-- begin --
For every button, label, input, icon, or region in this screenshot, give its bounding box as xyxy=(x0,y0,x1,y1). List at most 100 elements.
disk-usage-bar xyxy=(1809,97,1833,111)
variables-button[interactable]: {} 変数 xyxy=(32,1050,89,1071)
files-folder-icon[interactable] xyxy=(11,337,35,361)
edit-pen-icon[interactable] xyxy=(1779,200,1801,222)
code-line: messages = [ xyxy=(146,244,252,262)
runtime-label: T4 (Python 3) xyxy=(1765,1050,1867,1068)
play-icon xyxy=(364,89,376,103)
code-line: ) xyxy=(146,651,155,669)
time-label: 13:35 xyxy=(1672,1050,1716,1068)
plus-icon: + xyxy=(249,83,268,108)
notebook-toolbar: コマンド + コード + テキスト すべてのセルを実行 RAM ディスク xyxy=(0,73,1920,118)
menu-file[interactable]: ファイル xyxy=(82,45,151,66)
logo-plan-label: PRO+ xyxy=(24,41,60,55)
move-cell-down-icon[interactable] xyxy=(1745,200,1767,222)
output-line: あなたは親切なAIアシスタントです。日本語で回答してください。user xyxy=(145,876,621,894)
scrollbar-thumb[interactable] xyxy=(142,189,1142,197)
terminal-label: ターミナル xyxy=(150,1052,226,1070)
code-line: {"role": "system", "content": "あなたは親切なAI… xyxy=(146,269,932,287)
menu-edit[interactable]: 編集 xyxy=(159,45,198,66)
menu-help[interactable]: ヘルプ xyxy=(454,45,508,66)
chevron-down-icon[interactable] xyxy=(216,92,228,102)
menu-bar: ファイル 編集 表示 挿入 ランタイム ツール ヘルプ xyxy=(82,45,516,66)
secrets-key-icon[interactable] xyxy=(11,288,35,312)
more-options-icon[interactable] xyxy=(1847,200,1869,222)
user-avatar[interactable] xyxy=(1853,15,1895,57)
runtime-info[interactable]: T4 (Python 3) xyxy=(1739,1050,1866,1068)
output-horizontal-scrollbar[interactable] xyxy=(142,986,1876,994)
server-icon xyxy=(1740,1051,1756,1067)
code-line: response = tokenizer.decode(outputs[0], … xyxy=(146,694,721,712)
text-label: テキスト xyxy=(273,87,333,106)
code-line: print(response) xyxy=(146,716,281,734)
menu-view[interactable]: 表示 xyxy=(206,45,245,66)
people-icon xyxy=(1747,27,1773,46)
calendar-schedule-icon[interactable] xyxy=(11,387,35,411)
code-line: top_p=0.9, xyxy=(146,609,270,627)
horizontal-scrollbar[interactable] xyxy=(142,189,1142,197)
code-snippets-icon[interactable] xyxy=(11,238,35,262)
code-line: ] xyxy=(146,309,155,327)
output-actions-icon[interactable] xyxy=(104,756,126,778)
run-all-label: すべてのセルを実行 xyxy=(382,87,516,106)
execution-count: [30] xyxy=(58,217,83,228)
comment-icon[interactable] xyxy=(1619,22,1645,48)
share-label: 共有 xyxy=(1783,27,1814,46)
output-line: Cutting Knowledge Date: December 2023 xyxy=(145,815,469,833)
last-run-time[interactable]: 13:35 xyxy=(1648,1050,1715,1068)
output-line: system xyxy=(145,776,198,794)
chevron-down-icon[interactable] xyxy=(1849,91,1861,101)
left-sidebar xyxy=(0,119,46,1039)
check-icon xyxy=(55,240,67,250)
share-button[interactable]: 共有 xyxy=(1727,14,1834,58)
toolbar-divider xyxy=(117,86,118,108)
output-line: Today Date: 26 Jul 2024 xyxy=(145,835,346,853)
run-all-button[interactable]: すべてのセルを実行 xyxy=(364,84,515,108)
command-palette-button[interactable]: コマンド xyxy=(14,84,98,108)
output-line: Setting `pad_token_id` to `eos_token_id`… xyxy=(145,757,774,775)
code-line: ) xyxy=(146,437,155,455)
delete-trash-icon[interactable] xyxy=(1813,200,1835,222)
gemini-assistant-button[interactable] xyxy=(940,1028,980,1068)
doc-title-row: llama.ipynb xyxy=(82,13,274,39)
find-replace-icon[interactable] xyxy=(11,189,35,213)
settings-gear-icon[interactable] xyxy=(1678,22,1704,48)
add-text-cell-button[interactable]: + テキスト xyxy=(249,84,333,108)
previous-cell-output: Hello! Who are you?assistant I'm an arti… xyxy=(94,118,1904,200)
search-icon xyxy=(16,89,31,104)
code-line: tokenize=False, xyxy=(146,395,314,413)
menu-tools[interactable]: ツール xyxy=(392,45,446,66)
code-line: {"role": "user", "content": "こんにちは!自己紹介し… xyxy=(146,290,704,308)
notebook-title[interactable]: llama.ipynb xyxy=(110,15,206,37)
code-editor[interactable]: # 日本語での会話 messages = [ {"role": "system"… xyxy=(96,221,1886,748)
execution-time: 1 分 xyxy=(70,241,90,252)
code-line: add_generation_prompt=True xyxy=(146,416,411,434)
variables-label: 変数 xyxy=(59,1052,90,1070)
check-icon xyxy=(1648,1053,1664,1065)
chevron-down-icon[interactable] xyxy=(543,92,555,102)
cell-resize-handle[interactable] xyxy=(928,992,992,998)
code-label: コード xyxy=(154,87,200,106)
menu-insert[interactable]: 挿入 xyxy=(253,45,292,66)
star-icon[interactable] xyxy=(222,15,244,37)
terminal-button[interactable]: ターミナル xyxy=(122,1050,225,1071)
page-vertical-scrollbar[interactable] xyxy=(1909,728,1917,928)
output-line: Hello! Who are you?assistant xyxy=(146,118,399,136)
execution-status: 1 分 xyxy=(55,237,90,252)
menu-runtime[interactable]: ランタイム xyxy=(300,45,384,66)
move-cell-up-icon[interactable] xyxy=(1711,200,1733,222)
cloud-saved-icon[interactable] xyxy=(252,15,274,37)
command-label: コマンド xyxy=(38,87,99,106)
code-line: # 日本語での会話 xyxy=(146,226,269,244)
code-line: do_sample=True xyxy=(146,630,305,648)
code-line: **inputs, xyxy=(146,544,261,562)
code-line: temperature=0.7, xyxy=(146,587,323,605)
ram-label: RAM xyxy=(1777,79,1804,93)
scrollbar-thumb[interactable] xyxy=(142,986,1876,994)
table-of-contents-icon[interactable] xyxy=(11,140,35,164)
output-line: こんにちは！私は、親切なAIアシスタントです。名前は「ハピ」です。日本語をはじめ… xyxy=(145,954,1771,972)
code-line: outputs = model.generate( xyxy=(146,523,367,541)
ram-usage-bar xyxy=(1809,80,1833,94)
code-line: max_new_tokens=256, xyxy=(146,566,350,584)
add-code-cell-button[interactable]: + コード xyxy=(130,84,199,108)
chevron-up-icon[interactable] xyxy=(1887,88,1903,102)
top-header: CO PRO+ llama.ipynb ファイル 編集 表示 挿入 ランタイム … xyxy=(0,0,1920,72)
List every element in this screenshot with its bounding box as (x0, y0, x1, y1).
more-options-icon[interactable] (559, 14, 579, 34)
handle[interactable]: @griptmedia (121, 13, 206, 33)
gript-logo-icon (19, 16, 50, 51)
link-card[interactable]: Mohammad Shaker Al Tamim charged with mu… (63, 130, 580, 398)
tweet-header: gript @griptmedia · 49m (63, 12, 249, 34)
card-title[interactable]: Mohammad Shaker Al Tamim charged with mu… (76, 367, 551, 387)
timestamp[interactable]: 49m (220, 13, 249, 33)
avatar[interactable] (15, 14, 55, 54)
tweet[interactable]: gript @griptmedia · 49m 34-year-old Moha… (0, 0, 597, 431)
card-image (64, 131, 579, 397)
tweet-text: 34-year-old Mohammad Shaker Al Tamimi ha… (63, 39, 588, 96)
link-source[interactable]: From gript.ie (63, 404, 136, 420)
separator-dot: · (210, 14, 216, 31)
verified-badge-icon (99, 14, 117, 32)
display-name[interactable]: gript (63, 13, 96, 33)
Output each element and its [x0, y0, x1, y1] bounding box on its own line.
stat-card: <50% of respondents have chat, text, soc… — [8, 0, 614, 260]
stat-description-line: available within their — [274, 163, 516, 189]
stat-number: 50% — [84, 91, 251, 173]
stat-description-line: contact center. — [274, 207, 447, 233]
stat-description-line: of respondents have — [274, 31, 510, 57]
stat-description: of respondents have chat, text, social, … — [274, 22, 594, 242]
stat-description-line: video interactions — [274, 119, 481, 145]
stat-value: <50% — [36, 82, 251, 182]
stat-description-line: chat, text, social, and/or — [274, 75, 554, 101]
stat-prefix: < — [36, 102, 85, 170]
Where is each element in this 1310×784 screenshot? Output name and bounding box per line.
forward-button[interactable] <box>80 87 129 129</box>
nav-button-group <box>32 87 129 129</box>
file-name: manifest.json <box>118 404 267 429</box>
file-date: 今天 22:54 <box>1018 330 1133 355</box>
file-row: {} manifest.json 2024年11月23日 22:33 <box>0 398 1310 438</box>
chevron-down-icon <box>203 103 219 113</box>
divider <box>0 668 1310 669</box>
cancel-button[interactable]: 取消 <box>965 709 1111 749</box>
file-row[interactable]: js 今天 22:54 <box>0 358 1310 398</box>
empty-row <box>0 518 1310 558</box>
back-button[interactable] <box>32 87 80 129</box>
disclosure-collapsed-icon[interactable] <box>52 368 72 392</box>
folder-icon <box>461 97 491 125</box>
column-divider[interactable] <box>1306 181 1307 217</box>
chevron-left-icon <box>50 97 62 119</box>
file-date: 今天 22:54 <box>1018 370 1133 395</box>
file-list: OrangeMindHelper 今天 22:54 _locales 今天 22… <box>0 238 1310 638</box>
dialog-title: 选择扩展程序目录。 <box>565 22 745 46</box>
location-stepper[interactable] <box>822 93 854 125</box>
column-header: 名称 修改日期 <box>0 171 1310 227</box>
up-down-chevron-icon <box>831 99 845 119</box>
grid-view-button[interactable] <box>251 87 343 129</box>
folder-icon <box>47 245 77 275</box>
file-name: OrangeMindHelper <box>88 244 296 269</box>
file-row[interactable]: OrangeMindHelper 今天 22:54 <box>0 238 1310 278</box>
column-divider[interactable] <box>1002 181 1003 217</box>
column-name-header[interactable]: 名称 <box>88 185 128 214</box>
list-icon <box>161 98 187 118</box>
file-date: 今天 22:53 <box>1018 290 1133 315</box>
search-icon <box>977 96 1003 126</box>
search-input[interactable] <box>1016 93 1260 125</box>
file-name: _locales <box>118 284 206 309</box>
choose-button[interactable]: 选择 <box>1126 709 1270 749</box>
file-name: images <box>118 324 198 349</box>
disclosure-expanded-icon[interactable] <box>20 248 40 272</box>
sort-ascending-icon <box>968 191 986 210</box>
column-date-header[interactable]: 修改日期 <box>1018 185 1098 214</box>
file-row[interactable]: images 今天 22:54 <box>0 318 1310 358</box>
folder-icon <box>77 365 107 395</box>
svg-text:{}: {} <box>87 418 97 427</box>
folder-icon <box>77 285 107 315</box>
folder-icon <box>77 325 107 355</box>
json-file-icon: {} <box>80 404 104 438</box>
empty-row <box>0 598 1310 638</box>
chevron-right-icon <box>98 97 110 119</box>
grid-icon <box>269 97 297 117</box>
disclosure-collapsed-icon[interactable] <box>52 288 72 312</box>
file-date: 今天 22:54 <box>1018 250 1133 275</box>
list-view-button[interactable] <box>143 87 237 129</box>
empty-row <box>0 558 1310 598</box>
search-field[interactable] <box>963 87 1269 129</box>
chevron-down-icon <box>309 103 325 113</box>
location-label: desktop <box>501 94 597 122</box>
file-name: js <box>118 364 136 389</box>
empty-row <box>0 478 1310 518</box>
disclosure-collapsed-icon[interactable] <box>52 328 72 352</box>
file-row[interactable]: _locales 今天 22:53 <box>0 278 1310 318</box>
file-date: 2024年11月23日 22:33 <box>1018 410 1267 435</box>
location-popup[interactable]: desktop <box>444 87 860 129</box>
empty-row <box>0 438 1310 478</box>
-- end --
### [Instruction]
Return each line of the listing above that contains the word "charged".

### [Solution to this exercise]
link-card[interactable]: Mohammad Shaker Al Tamim charged with mu… (63, 130, 580, 398)
card-title[interactable]: Mohammad Shaker Al Tamim charged with mu… (76, 367, 551, 387)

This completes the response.